# [TASK REQUIREMENTS]
Copy each line of the entries beneath that contains the word "browser".

# [EXTRACTED RECORDS]
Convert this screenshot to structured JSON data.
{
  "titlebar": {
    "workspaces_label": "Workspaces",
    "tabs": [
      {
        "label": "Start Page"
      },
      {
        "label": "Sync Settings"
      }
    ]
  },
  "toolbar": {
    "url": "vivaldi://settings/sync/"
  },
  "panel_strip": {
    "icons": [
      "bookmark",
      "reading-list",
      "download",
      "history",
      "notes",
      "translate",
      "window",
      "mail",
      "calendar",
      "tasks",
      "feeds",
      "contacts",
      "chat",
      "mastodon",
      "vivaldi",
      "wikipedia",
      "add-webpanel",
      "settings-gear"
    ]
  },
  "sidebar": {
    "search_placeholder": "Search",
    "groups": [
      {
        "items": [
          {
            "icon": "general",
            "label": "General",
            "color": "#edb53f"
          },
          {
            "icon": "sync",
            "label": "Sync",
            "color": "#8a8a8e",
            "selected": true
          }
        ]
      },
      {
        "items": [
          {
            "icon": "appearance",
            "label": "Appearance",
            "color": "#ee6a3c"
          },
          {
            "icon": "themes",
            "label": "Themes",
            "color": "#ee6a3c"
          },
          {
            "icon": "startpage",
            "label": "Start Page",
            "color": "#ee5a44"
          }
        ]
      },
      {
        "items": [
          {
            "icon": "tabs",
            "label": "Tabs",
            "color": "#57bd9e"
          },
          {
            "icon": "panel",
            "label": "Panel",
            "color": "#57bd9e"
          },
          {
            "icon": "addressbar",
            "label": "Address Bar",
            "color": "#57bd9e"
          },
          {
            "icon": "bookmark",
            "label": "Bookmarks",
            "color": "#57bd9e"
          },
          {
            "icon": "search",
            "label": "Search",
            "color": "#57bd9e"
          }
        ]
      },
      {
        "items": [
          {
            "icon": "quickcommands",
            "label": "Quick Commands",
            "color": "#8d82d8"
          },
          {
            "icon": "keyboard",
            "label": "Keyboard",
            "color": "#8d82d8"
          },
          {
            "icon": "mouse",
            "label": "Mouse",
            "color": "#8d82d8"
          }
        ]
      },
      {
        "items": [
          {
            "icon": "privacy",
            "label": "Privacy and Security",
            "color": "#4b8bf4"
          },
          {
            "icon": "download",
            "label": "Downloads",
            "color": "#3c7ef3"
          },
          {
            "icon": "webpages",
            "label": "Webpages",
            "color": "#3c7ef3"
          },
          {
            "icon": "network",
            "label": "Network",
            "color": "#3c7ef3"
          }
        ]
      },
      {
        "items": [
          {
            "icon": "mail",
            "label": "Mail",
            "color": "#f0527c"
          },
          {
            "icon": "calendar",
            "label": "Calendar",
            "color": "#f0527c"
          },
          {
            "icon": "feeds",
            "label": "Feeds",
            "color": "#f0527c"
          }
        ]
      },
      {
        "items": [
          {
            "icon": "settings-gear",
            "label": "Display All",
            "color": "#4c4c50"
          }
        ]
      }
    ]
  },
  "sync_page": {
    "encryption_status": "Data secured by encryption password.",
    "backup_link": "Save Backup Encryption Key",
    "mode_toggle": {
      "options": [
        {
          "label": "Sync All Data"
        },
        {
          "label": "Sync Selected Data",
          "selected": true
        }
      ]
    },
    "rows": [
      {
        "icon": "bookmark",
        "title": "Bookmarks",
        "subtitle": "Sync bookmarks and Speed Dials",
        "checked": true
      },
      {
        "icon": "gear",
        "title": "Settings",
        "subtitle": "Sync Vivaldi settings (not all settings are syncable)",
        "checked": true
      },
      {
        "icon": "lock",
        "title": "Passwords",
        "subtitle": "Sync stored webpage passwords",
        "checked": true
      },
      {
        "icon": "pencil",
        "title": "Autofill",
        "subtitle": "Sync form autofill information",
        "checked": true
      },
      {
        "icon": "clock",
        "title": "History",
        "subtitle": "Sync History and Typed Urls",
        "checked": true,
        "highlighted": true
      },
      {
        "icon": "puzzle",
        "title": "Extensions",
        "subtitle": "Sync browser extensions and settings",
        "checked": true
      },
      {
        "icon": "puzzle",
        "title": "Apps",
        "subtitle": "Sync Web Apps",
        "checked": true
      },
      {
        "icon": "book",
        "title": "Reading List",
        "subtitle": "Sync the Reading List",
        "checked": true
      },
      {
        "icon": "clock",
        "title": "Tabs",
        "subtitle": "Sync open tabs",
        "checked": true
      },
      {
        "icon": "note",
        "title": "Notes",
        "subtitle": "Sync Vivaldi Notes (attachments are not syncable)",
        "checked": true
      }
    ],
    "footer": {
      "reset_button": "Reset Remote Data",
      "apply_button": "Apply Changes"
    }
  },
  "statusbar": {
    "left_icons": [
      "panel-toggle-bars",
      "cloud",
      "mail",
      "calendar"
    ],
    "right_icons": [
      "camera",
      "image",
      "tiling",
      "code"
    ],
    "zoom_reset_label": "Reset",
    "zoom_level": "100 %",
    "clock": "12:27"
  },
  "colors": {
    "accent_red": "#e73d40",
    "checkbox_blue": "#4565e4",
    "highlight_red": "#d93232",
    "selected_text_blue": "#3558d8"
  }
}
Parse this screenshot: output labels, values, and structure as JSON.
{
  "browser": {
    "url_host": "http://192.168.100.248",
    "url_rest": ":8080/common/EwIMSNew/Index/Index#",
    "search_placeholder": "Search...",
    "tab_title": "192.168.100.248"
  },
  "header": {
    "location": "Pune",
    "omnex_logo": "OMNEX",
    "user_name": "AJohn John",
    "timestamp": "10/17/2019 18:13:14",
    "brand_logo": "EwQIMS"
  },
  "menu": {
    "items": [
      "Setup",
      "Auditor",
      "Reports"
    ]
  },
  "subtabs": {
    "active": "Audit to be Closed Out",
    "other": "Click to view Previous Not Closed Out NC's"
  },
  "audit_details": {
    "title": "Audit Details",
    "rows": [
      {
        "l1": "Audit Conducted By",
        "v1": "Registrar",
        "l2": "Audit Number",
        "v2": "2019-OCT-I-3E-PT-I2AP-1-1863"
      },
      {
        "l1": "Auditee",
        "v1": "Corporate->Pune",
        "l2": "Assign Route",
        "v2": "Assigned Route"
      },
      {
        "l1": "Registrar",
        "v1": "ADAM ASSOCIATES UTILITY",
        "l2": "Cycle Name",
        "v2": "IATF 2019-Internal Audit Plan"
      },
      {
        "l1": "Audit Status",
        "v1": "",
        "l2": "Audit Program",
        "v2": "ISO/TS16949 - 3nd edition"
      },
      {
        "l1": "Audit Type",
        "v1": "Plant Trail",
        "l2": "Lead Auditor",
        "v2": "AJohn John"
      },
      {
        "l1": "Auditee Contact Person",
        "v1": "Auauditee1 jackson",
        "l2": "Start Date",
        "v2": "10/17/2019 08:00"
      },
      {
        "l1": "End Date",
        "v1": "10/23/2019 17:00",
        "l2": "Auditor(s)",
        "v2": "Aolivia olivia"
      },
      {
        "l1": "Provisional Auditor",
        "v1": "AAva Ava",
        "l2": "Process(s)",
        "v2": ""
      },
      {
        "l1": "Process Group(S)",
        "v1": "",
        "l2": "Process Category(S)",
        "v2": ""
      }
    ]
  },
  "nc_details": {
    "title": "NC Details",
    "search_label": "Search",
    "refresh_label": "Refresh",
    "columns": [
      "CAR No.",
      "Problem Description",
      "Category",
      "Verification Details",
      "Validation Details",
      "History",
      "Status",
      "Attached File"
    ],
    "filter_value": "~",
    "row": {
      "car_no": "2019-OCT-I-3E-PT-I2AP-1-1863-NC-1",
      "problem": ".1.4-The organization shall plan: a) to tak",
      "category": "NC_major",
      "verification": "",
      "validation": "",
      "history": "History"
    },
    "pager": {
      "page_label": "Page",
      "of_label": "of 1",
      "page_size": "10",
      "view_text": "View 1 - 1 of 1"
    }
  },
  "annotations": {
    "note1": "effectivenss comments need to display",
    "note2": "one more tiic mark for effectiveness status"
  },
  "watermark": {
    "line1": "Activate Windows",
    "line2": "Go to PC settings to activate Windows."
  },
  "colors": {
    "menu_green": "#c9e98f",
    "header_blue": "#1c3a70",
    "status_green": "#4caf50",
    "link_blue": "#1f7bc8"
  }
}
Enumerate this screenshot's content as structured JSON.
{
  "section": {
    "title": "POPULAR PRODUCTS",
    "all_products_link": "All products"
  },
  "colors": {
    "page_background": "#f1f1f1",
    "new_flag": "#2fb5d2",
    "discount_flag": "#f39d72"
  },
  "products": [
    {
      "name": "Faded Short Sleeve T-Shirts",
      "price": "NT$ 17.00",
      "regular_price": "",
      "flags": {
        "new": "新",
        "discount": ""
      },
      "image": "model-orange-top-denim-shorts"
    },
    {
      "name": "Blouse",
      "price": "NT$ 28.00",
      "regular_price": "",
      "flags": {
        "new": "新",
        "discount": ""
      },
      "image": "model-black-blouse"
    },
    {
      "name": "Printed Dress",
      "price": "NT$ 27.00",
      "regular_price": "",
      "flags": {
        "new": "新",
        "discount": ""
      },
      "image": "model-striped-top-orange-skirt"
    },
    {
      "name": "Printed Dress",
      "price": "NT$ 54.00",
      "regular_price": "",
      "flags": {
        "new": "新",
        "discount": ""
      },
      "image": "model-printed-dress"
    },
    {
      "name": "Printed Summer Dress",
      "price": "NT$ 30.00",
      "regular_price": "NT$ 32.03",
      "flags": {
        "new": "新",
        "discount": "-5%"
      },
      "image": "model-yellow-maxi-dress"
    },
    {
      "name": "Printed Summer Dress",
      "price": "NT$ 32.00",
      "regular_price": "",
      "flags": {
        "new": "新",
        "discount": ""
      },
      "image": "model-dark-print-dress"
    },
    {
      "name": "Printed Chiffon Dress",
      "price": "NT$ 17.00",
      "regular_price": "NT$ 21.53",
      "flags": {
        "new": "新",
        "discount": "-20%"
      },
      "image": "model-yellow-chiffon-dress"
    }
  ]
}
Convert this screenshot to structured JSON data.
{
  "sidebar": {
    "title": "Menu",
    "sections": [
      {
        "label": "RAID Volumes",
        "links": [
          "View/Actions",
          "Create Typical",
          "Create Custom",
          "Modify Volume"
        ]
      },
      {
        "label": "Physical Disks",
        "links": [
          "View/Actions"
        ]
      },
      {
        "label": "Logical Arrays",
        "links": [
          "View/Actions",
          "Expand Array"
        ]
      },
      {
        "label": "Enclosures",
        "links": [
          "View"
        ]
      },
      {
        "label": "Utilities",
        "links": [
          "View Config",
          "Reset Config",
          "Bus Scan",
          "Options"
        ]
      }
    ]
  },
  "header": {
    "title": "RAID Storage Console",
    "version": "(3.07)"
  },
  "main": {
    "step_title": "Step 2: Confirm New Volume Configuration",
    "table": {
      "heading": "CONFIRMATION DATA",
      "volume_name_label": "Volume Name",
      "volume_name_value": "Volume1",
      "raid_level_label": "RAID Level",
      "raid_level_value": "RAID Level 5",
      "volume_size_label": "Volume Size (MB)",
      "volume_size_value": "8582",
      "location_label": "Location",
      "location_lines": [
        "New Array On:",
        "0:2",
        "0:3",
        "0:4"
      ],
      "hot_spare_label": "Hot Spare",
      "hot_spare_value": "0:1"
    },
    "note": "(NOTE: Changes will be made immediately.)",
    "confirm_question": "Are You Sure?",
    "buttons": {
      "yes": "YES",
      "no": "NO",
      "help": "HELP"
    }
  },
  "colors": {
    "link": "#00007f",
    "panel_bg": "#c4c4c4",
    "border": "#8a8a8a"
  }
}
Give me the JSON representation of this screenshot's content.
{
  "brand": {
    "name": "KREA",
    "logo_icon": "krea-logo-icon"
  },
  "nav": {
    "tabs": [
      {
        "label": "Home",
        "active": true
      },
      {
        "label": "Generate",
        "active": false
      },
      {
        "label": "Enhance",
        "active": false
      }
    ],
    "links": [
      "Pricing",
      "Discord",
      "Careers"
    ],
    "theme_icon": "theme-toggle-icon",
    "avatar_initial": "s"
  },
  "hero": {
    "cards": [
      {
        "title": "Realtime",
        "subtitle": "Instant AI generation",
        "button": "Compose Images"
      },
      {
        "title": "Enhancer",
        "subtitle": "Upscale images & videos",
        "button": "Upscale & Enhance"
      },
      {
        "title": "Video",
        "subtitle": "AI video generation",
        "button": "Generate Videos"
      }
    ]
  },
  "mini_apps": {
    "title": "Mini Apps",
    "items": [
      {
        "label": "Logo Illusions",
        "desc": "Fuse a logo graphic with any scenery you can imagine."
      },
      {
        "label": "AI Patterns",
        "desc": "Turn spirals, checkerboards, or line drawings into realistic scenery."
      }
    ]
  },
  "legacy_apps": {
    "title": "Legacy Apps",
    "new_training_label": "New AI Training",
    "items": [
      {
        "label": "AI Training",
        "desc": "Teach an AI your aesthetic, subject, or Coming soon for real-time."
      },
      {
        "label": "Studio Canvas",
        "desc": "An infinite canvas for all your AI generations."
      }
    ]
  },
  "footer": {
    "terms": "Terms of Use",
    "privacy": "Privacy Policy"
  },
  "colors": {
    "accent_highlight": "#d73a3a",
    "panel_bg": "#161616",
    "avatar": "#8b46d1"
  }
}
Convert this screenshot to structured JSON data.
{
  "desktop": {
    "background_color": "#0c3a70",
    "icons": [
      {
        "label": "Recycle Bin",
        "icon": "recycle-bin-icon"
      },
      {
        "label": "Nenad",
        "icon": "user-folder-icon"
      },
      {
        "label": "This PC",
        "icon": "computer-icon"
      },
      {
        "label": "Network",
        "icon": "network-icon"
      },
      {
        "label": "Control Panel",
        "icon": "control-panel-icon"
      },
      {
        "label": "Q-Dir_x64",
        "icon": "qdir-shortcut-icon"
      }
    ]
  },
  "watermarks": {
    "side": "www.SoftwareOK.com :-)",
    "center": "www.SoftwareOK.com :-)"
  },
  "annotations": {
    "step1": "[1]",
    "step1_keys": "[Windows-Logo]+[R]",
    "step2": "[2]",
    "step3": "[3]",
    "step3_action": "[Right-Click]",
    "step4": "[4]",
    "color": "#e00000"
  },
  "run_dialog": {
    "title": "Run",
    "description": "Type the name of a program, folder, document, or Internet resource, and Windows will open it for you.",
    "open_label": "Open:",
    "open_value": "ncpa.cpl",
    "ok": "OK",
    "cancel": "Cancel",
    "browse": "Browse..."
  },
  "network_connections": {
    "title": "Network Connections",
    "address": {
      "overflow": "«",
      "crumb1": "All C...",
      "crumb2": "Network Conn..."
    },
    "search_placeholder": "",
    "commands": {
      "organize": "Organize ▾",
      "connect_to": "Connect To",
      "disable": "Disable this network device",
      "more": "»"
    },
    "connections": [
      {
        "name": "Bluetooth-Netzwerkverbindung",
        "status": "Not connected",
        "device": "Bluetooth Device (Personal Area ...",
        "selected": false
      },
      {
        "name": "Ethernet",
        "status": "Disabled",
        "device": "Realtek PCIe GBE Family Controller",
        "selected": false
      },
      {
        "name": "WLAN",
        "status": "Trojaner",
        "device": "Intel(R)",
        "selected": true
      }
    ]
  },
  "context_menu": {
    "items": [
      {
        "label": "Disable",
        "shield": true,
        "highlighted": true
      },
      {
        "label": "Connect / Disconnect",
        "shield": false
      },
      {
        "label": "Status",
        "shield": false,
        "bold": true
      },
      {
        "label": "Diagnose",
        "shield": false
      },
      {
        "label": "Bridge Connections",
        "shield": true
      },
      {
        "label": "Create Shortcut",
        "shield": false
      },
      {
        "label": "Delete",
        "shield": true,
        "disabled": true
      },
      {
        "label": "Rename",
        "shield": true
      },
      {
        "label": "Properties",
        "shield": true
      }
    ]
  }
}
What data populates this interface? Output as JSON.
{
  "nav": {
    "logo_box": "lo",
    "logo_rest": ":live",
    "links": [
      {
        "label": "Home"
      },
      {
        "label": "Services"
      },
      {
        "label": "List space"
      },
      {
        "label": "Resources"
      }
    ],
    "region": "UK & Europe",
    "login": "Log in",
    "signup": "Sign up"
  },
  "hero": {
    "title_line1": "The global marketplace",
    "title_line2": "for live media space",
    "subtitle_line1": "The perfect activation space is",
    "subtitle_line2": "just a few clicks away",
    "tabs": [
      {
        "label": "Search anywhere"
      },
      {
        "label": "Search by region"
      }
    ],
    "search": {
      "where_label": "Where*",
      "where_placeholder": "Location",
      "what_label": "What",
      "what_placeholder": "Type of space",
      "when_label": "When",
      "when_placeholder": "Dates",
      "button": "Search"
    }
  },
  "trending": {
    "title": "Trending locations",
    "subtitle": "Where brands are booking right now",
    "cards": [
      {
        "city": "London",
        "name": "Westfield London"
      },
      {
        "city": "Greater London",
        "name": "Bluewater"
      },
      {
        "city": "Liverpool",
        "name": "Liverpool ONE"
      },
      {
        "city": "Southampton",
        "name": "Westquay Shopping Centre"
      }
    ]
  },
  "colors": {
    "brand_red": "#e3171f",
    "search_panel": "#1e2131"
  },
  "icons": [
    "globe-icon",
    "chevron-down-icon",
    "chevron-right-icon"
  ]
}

# [FINISHED EXERCISE]
        "subtitle": "Sync browser extensions and settings",
  "browser": {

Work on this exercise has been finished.